Source text:

_ _ _ _

Terms and Conditions



  1. Rights and Duties of the Parties.

Paralimus, LLC (“Paralimus”) provides various business coaching services, products, and goods (collectively referred to as “Services”) through this website operating under the name Your Kungfu Mind (“Website”).  This Service is offered subject to acceptance of the following terms and conditions (“Terms”) as well as any relevant sections of the Paralimus, LLC Privacy Policy by the reader, purchaser, and/or client (collectively referred to as “Client”).

  1. By visiting this website, client acknowledges that the client has read these terms, understood these terms, accept and agree to be bound by them, and is over 18 years old.
  2. Client agrees that the purpose of accessing the Services on the Website is for business purposes. If the Client is using the Service on behalf of an organization, Client is agreeing to these Terms for that organization and confirming now to Paralimus that Client has the authority to bind said organization to the Terms (in which event, “Client” will refer to that organization).

_ _ _ _

Item position lines
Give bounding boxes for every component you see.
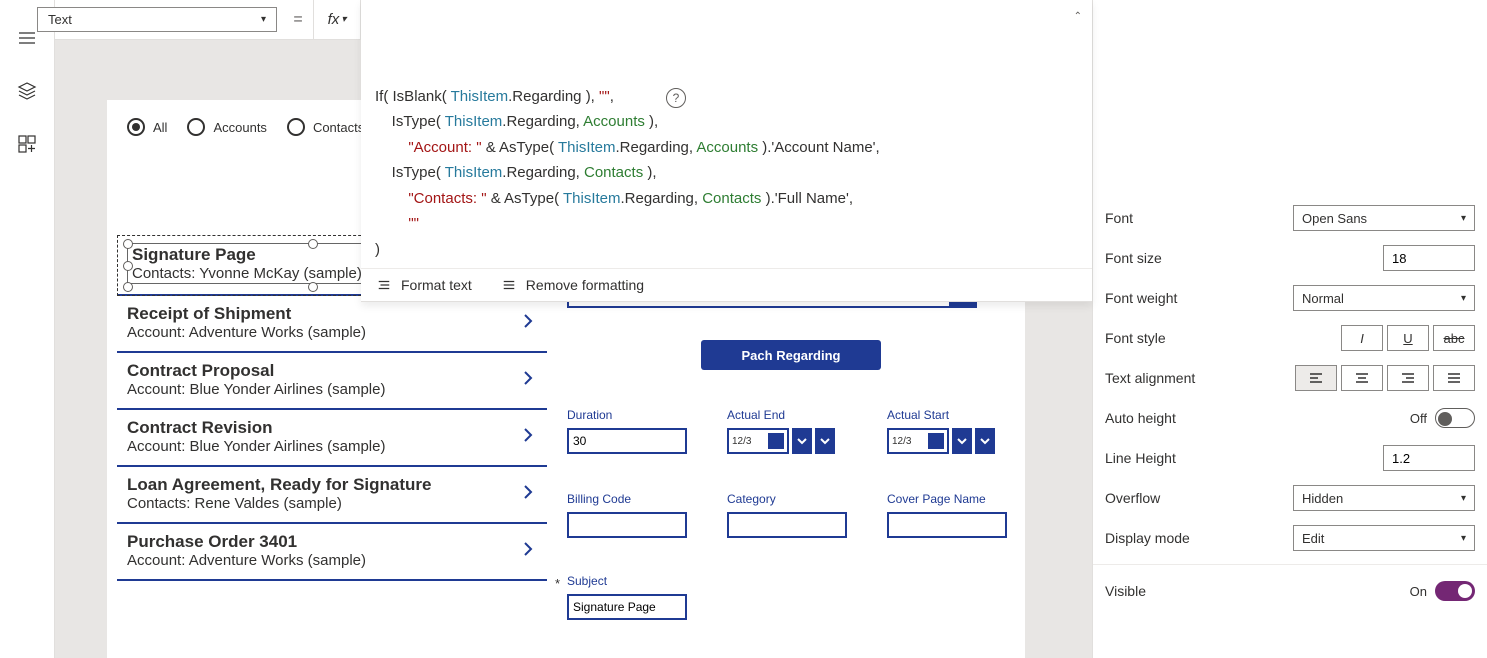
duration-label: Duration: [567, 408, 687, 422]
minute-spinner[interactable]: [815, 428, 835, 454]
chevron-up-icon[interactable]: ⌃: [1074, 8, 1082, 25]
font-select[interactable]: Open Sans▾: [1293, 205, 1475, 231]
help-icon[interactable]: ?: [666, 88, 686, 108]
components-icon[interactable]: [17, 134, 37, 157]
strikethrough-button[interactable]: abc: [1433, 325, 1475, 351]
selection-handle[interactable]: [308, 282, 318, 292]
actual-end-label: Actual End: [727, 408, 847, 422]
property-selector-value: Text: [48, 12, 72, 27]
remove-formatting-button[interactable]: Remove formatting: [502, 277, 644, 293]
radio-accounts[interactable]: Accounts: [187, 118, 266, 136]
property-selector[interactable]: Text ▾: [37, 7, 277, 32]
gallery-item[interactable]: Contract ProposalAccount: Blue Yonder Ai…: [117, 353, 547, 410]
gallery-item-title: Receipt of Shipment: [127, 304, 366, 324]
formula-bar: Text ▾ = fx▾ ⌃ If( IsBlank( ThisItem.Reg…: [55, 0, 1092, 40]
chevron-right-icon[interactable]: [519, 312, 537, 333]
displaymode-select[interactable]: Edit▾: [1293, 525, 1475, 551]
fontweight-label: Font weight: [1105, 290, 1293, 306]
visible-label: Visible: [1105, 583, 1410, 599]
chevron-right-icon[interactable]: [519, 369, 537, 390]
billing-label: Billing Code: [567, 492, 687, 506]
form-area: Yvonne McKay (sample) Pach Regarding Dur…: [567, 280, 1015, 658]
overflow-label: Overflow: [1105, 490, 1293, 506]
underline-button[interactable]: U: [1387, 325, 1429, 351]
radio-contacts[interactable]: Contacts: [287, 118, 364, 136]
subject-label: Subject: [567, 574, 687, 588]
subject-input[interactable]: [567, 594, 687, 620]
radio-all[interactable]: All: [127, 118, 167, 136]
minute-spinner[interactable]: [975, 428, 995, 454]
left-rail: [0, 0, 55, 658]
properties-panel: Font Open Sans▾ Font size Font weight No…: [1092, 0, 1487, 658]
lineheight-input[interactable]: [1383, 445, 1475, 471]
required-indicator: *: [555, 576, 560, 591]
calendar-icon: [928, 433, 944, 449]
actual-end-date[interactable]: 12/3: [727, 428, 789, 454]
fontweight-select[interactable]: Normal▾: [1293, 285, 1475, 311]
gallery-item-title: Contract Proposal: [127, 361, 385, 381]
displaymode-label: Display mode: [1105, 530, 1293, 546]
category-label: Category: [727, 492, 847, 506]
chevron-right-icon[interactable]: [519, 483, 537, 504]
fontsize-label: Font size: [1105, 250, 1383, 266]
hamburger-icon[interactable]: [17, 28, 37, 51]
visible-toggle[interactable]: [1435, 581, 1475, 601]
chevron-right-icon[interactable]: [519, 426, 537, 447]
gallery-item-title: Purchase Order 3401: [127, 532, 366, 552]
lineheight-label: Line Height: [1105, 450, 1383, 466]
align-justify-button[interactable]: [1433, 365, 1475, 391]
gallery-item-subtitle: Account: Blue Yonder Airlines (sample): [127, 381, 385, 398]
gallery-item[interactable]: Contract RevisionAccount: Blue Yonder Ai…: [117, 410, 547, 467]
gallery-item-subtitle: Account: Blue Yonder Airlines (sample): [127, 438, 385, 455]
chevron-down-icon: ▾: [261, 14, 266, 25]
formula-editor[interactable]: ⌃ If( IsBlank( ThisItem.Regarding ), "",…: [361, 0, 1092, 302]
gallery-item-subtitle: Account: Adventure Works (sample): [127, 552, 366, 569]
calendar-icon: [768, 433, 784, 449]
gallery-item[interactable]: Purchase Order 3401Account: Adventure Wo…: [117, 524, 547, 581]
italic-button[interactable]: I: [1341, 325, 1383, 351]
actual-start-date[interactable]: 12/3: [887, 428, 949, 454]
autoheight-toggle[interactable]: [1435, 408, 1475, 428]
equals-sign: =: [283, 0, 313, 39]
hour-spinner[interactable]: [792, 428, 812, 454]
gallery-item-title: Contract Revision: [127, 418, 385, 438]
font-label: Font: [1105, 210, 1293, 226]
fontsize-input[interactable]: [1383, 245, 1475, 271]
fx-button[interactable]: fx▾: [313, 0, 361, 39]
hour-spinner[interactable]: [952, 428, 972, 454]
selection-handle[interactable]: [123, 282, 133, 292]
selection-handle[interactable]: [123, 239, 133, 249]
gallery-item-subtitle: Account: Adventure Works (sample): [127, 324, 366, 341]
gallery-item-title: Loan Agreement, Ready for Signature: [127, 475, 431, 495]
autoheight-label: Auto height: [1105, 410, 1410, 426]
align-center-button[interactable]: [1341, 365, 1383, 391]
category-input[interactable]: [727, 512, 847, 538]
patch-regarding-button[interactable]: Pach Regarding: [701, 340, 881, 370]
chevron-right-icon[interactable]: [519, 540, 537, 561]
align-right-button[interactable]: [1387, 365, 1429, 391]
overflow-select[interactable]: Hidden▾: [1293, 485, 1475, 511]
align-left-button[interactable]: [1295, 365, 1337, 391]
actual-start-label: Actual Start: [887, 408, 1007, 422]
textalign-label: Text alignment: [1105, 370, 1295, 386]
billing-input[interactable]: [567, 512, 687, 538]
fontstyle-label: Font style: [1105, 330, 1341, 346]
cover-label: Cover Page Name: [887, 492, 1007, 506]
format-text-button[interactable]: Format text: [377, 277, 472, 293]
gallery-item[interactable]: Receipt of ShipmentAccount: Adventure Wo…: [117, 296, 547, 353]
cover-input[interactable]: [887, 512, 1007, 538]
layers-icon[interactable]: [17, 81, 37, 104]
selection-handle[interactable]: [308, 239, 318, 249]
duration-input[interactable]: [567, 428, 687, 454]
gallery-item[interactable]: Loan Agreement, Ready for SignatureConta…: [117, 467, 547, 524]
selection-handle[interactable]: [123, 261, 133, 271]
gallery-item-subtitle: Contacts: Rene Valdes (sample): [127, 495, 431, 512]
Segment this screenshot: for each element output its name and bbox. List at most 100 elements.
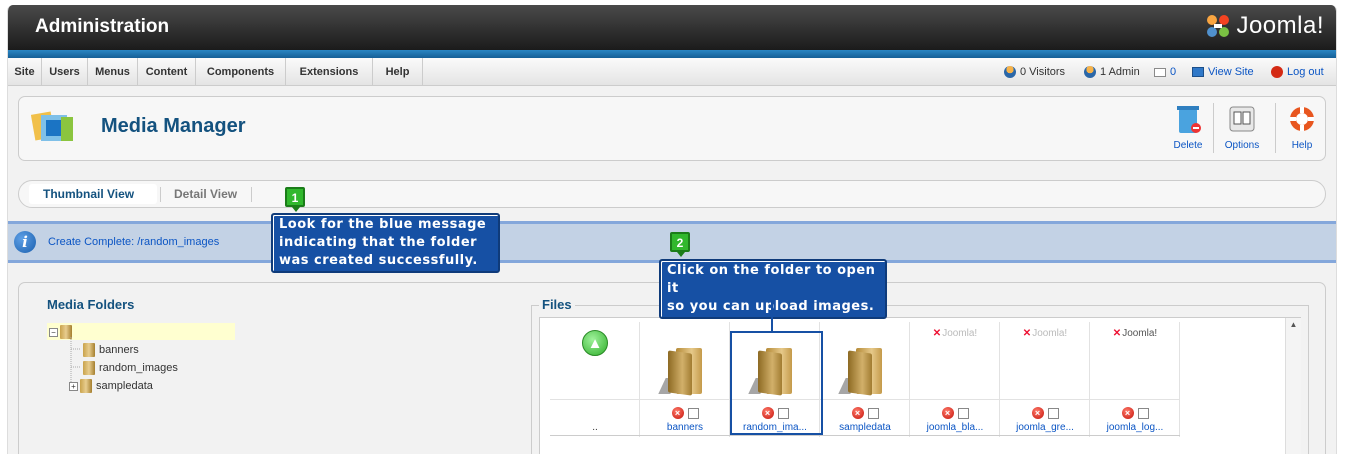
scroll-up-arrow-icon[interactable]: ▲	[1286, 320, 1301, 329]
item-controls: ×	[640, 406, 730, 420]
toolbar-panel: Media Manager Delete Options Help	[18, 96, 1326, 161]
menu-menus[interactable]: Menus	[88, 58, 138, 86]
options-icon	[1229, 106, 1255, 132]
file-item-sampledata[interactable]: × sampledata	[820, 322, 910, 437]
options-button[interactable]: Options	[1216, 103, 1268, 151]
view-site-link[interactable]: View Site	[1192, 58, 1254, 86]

_ _ _ _

Job: From the terms and conditions text, extract the passage starting at "1. By visiting" up to and including "18 years old.".

Result for this task:
1. By visiting this website, client acknowledges that the client has read these terms, understood these terms, accept and agree to be bound by them, and is over 18 years old.